From the listing below, pull out every line where the string "ROLAND" appears.

** STUDY MATERIAL follows **

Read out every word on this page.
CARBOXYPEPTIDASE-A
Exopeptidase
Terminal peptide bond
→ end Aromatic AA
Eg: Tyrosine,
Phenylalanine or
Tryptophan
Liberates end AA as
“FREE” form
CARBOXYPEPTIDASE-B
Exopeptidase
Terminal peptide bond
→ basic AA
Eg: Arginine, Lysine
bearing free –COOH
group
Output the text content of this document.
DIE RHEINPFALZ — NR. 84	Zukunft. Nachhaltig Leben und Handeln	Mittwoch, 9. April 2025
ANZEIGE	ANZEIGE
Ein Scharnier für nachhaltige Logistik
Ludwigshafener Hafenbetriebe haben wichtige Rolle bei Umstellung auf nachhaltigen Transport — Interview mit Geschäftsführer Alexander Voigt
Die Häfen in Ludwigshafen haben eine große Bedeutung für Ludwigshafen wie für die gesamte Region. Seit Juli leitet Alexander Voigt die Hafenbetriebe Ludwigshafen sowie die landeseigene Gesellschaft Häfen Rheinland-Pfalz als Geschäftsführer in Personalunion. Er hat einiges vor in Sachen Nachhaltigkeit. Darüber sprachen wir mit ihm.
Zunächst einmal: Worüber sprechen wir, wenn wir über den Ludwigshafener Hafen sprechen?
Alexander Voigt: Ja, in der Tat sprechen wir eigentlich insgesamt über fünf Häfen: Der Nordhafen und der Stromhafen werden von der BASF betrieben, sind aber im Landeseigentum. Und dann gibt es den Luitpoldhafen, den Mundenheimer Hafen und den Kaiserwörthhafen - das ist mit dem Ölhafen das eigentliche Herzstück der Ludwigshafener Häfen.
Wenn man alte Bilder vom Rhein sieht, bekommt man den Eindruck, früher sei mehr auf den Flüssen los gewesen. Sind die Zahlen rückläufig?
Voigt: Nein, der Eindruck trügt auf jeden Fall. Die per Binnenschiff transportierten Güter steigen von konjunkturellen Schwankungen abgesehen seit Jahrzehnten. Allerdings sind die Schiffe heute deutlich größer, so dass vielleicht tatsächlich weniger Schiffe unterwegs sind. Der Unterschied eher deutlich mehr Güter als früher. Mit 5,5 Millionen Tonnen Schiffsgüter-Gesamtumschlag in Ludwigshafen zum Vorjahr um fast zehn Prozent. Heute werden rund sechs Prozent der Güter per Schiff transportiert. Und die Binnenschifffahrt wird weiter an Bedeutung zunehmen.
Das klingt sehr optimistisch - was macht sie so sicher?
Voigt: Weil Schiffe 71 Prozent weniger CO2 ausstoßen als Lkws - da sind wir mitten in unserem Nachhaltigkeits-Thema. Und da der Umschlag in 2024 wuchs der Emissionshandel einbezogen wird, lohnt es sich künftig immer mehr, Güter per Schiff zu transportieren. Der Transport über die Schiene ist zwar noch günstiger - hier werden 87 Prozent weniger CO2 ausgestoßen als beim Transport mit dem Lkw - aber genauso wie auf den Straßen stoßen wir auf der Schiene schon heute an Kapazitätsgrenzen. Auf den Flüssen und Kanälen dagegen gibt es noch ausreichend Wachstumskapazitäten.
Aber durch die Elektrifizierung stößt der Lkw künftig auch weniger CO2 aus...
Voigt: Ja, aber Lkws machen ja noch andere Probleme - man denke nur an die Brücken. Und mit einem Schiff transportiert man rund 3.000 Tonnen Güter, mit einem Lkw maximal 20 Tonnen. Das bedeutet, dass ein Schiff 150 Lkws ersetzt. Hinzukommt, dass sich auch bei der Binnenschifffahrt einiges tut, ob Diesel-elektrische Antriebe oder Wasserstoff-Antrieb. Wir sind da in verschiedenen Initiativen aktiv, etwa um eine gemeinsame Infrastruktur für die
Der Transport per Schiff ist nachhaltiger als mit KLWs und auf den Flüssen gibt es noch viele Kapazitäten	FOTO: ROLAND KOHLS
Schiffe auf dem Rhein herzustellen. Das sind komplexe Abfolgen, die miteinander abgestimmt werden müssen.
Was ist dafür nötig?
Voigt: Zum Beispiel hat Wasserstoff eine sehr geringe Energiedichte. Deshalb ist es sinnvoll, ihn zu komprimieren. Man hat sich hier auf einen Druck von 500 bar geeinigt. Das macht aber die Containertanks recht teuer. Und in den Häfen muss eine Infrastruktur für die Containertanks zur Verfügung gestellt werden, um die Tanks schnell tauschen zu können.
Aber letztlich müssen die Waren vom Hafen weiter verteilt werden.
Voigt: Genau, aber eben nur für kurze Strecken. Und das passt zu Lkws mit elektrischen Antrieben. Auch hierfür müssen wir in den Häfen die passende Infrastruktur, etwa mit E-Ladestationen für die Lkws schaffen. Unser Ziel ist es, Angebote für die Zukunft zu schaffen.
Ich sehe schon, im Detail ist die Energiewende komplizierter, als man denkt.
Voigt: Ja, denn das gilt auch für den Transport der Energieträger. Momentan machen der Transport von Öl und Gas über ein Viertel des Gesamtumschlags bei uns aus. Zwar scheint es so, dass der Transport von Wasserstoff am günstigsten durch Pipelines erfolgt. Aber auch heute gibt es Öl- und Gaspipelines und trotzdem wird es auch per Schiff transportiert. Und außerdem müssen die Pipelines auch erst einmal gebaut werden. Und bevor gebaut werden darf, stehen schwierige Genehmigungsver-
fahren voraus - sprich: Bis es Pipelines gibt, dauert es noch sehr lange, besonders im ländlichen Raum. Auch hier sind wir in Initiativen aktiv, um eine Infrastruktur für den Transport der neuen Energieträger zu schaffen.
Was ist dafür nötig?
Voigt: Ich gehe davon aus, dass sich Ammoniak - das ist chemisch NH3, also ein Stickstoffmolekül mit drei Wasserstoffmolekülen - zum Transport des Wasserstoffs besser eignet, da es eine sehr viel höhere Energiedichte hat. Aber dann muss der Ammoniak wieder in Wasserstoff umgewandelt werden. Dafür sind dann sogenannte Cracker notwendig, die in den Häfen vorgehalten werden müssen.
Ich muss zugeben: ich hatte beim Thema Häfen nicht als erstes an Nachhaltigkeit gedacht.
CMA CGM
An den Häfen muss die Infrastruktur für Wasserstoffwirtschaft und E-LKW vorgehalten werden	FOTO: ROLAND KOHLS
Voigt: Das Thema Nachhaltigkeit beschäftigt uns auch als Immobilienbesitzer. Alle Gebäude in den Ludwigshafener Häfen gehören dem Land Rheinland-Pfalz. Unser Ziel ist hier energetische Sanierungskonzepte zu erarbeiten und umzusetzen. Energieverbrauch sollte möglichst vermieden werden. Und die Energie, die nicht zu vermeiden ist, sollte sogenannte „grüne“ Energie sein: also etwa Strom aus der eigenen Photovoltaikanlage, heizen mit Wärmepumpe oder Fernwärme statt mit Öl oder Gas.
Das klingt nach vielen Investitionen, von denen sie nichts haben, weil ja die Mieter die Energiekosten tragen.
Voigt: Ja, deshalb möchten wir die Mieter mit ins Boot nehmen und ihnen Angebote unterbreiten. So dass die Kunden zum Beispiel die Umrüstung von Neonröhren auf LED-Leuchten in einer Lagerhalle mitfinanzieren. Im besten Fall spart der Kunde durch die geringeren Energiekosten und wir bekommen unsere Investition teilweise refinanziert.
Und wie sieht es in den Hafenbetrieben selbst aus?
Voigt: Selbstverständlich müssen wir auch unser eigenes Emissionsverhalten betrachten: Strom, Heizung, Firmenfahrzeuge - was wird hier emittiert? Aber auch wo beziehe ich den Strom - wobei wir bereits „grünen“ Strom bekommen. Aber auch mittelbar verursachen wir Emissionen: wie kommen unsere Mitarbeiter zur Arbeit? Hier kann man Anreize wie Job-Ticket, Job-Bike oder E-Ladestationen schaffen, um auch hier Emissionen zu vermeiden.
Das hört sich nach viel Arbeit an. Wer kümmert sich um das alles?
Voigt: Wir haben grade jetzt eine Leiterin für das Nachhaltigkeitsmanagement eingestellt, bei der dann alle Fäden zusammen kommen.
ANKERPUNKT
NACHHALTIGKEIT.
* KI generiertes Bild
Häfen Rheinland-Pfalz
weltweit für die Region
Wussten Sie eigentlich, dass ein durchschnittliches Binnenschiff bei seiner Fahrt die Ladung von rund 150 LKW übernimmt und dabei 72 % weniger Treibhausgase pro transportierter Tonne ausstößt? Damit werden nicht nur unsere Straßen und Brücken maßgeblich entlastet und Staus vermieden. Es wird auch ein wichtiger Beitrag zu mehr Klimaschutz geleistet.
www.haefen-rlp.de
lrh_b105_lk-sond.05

** End of STUDY MATERIAL **

### TASK ANSWER
Der Transport per Schiff ist nachhaltiger als mit KLWs und auf den Flüssen gibt es noch viele Kapazitäten	FOTO: ROLAND KOHLS
An den Häfen muss die Infrastruktur für Wasserstoffwirtschaft und E-LKW vorgehalten werden	FOTO: ROLAND KOHLS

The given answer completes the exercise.